─── TASK INPUTS

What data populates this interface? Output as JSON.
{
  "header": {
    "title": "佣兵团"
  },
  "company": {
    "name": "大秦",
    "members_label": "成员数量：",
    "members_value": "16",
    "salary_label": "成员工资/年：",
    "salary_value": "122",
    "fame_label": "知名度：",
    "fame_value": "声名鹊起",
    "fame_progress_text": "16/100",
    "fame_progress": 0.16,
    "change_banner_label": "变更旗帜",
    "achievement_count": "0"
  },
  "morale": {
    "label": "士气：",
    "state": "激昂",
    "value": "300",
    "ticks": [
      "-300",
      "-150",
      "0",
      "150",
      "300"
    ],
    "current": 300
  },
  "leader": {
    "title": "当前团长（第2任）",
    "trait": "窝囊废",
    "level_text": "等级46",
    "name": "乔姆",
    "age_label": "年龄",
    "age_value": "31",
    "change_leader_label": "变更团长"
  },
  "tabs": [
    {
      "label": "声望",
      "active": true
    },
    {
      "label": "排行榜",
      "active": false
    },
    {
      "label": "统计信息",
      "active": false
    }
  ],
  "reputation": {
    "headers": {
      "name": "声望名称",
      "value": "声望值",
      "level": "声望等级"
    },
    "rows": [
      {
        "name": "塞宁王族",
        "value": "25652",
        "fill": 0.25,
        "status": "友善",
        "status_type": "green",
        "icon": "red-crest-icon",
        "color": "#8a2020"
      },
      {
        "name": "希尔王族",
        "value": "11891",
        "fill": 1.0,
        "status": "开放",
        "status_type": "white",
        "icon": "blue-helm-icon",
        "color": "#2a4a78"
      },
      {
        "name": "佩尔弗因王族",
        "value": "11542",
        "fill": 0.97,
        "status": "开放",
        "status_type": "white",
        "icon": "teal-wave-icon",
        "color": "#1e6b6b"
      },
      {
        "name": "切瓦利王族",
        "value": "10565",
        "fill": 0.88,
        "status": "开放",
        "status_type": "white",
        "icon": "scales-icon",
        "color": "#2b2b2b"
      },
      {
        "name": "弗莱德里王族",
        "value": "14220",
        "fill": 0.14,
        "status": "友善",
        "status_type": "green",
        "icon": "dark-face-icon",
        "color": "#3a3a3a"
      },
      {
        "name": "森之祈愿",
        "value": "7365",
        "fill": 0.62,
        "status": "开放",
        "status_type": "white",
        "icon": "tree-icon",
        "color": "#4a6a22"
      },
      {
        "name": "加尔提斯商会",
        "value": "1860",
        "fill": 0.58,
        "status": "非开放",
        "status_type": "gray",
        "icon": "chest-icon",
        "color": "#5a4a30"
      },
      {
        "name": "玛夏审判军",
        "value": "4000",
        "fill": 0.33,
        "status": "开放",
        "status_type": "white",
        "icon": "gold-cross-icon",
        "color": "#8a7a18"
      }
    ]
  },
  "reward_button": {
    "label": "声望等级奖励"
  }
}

──────

# TASK TO COMPLETE
Sift the material for lines with the string "color". Copy each one found.

# PROBLEM SOLUTION
        "color": "#8a2020"
        "color": "#2a4a78"
        "color": "#1e6b6b"
        "color": "#2b2b2b"
        "color": "#3a3a3a"
        "color": "#4a6a22"
        "color": "#5a4a30"
        "color": "#8a7a18"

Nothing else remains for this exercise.